**Record excerpts:**

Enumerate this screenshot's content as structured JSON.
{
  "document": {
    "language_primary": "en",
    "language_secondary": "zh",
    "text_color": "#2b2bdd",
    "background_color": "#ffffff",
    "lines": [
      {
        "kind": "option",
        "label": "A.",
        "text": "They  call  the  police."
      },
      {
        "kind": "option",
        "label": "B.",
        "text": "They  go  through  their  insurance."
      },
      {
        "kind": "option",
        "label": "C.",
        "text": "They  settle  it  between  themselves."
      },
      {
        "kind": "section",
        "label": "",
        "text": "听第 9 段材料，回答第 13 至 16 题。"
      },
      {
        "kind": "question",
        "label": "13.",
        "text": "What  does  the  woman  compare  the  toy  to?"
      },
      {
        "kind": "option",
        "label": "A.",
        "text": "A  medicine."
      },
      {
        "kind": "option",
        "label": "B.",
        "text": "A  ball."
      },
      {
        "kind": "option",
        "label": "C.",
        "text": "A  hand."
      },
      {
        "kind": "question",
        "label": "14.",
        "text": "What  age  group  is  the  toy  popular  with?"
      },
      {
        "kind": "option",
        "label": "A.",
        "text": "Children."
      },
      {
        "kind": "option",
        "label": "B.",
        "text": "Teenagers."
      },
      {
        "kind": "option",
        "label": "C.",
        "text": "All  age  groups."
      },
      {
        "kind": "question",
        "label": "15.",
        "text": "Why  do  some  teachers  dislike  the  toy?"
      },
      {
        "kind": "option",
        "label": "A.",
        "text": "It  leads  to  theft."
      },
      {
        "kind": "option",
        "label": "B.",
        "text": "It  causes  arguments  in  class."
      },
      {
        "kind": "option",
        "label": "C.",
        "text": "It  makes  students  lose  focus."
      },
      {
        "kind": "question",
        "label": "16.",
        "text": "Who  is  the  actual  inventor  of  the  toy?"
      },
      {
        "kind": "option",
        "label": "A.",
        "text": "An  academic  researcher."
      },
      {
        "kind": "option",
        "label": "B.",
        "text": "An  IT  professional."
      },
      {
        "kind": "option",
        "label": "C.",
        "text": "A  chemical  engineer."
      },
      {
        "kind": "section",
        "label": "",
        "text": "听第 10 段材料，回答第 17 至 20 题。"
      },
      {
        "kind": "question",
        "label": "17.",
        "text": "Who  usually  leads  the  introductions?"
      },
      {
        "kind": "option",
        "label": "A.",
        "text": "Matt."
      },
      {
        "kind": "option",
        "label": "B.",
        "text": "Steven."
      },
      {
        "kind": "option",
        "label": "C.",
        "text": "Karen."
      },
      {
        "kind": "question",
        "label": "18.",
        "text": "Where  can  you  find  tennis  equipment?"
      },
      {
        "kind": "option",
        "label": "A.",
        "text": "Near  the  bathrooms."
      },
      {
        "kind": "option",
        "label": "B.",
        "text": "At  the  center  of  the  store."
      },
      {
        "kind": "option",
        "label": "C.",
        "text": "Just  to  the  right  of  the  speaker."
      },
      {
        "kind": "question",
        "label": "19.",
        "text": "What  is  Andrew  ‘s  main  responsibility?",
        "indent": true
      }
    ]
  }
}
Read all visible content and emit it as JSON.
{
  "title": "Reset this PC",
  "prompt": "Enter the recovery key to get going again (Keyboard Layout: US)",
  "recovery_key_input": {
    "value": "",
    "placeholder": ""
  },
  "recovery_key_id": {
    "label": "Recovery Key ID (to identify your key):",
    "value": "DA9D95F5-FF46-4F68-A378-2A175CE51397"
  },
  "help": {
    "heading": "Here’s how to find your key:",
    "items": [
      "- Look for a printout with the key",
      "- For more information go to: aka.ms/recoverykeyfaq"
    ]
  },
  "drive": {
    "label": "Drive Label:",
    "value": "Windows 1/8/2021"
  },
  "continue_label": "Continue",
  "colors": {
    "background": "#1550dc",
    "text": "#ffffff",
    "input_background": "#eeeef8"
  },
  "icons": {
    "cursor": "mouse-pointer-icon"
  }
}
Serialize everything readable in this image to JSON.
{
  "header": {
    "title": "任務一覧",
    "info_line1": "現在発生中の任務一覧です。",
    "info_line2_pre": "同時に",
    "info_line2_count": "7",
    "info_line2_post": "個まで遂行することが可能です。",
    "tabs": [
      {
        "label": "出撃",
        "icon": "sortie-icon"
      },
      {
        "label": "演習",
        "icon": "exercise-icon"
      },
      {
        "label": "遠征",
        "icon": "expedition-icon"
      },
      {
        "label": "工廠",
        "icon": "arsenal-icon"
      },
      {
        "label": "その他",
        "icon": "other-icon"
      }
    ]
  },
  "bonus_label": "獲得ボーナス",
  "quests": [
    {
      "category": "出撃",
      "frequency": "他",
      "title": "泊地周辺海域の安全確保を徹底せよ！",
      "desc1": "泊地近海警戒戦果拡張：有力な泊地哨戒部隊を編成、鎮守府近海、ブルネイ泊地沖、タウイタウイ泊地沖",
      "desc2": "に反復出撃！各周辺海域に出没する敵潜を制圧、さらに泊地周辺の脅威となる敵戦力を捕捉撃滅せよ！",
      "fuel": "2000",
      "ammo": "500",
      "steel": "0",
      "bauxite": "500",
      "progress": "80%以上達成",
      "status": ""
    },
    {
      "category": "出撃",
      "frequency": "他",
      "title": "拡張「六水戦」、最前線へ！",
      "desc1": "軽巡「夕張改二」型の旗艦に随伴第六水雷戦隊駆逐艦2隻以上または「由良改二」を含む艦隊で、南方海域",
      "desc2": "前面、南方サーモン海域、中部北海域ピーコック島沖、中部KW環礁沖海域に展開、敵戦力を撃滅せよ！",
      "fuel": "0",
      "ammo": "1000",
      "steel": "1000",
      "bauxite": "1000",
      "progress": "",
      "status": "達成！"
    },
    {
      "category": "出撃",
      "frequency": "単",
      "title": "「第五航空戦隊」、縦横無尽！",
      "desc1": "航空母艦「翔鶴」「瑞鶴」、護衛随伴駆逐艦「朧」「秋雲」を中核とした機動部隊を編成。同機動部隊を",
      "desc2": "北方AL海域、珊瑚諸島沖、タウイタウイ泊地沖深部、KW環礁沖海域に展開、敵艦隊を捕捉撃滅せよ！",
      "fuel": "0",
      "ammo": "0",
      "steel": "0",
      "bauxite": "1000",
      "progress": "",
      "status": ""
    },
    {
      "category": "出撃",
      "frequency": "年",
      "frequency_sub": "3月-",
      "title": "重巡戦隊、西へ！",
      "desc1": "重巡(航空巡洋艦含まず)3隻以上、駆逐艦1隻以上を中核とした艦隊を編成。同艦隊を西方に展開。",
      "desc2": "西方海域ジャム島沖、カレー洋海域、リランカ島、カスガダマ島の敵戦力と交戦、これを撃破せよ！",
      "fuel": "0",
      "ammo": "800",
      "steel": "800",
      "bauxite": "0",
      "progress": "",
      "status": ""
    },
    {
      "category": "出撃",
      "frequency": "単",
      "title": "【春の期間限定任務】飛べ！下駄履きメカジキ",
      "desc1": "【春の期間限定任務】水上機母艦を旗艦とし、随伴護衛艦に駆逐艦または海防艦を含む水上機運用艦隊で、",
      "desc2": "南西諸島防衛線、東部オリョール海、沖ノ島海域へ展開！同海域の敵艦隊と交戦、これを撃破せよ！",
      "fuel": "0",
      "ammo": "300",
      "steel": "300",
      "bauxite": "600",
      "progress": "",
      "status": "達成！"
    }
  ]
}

**Aim:** Retype all of the entries precisely as they are.

**Written response:**
Enumerate this screenshot's content as structured JSON.
{
  "document": {
    "language_primary": "en",
    "language_secondary": "zh",
    "text_color": "#2b2bdd",
    "background_color": "#ffffff",
    "lines": [
      {
        "kind": "option",
        "label": "A.",
        "text": "They  call  the  police."
      },
      {
        "kind": "option",
        "label": "B.",
        "text": "They  go  through  their  insurance."
      },
      {
        "kind": "option",
        "label": "C.",
        "text": "They  settle  it  between  themselves."
      },
      {
        "kind": "section",
        "label": "",
        "text": "听第 9 段材料，回答第 13 至 16 题。"
      },
      {
        "kind": "question",
        "label": "13.",
        "text": "What  does  the  woman  compare  the  toy  to?"
      },
      {
        "kind": "option",
        "label": "A.",
        "text": "A  medicine."
      },
      {
        "kind": "option",
        "label": "B.",
        "text": "A  ball."
      },
      {
        "kind": "option",
        "label": "C.",
        "text": "A  hand."
      },
      {
        "kind": "question",
        "label": "14.",
        "text": "What  age  group  is  the  toy  popular  with?"
      },
      {
        "kind": "option",
        "label": "A.",
        "text": "Children."
      },
      {
        "kind": "option",
        "label": "B.",
        "text": "Teenagers."
      },
      {
        "kind": "option",
        "label": "C.",
        "text": "All  age  groups."
      },
      {
        "kind": "question",
        "label": "15.",
        "text": "Why  do  some  teachers  dislike  the  toy?"
      },
      {
        "kind": "option",
        "label": "A.",
        "text": "It  leads  to  theft."
      },
      {
        "kind": "option",
        "label": "B.",
        "text": "It  causes  arguments  in  class."
      },
      {
        "kind": "option",
        "label": "C.",
        "text": "It  makes  students  lose  focus."
      },
      {
        "kind": "question",
        "label": "16.",
        "text": "Who  is  the  actual  inventor  of  the  toy?"
      },
      {
        "kind": "option",
        "label": "A.",
        "text": "An  academic  researcher."
      },
      {
        "kind": "option",
        "label": "B.",
        "text": "An  IT  professional."
      },
      {
        "kind": "option",
        "label": "C.",
        "text": "A  chemical  engineer."
      },
      {
        "kind": "section",
        "label": "",
        "text": "听第 10 段材料，回答第 17 至 20 题。"
      },
      {
        "kind": "question",
        "label": "17.",
        "text": "Who  usually  leads  the  introductions?"
      },
      {
        "kind": "option",
        "label": "A.",
        "text": "Matt."
      },
      {
        "kind": "option",
        "label": "B.",
        "text": "Steven."
      },
      {
        "kind": "option",
        "label": "C.",
        "text": "Karen."
      },
      {
        "kind": "question",
        "label": "18.",
        "text": "Where  can  you  find  tennis  equipment?"
      },
      {
        "kind": "option",
        "label": "A.",
        "text": "Near  the  bathrooms."
      },
      {
        "kind": "option",
        "label": "B.",
        "text": "At  the  center  of  the  store."
      },
      {
        "kind": "option",
        "label": "C.",
        "text": "Just  to  the  right  of  the  speaker."
      },
      {
        "kind": "question",
        "label": "19.",
        "text": "What  is  Andrew  ‘s  main  responsibility?",
        "indent": true
      }
    ]
  }
}
Read all visible content and emit it as JSON.
{
  "title": "Reset this PC",
  "prompt": "Enter the recovery key to get going again (Keyboard Layout: US)",
  "recovery_key_input": {
    "value": "",
    "placeholder": ""
  },
  "recovery_key_id": {
    "label": "Recovery Key ID (to identify your key):",
    "value": "DA9D95F5-FF46-4F68-A378-2A175CE51397"
  },
  "help": {
    "heading": "Here’s how to find your key:",
    "items": [
      "- Look for a printout with the key",
      "- For more information go to: aka.ms/recoverykeyfaq"
    ]
  },
  "drive": {
    "label": "Drive Label:",
    "value": "Windows 1/8/2021"
  },
  "continue_label": "Continue",
  "colors": {
    "background": "#1550dc",
    "text": "#ffffff",
    "input_background": "#eeeef8"
  },
  "icons": {
    "cursor": "mouse-pointer-icon"
  }
}
Serialize everything readable in this image to JSON.
{
  "header": {
    "title": "任務一覧",
    "info_line1": "現在発生中の任務一覧です。",
    "info_line2_pre": "同時に",
    "info_line2_count": "7",
    "info_line2_post": "個まで遂行することが可能です。",
    "tabs": [
      {
        "label": "出撃",
        "icon": "sortie-icon"
      },
      {
        "label": "演習",
        "icon": "exercise-icon"
      },
      {
        "label": "遠征",
        "icon": "expedition-icon"
      },
      {
        "label": "工廠",
        "icon": "arsenal-icon"
      },
      {
        "label": "その他",
        "icon": "other-icon"
      }
    ]
  },
  "bonus_label": "獲得ボーナス",
  "quests": [
    {
      "category": "出撃",
      "frequency": "他",
      "title": "泊地周辺海域の安全確保を徹底せよ！",
      "desc1": "泊地近海警戒戦果拡張：有力な泊地哨戒部隊を編成、鎮守府近海、ブルネイ泊地沖、タウイタウイ泊地沖",
      "desc2": "に反復出撃！各周辺海域に出没する敵潜を制圧、さらに泊地周辺の脅威となる敵戦力を捕捉撃滅せよ！",
      "fuel": "2000",
      "ammo": "500",
      "steel": "0",
      "bauxite": "500",
      "progress": "80%以上達成",
      "status": ""
    },
    {
      "category": "出撃",
      "frequency": "他",
      "title": "拡張「六水戦」、最前線へ！",
      "desc1": "軽巡「夕張改二」型の旗艦に随伴第六水雷戦隊駆逐艦2隻以上または「由良改二」を含む艦隊で、南方海域",
      "desc2": "前面、南方サーモン海域、中部北海域ピーコック島沖、中部KW環礁沖海域に展開、敵戦力を撃滅せよ！",
      "fuel": "0",
      "ammo": "1000",
      "steel": "1000",
      "bauxite": "1000",
      "progress": "",
      "status": "達成！"
    },
    {
      "category": "出撃",
      "frequency": "単",
      "title": "「第五航空戦隊」、縦横無尽！",
      "desc1": "航空母艦「翔鶴」「瑞鶴」、護衛随伴駆逐艦「朧」「秋雲」を中核とした機動部隊を編成。同機動部隊を",
      "desc2": "北方AL海域、珊瑚諸島沖、タウイタウイ泊地沖深部、KW環礁沖海域に展開、敵艦隊を捕捉撃滅せよ！",
      "fuel": "0",
      "ammo": "0",
      "steel": "0",
      "bauxite": "1000",
      "progress": "",
      "status": ""
    },
    {
      "category": "出撃",
      "frequency": "年",
      "frequency_sub": "3月-",
      "title": "重巡戦隊、西へ！",
      "desc1": "重巡(航空巡洋艦含まず)3隻以上、駆逐艦1隻以上を中核とした艦隊を編成。同艦隊を西方に展開。",
      "desc2": "西方海域ジャム島沖、カレー洋海域、リランカ島、カスガダマ島の敵戦力と交戦、これを撃破せよ！",
      "fuel": "0",
      "ammo": "800",
      "steel": "800",
      "bauxite": "0",
      "progress": "",
      "status": ""
    },
    {
      "category": "出撃",
      "frequency": "単",
      "title": "【春の期間限定任務】飛べ！下駄履きメカジキ",
      "desc1": "【春の期間限定任務】水上機母艦を旗艦とし、随伴護衛艦に駆逐艦または海防艦を含む水上機運用艦隊で、",
      "desc2": "南西諸島防衛線、東部オリョール海、沖ノ島海域へ展開！同海域の敵艦隊と交戦、これを撃破せよ！",
      "fuel": "0",
      "ammo": "300",
      "steel": "300",
      "bauxite": "600",
      "progress": "",
      "status": "達成！"
    }
  ]
}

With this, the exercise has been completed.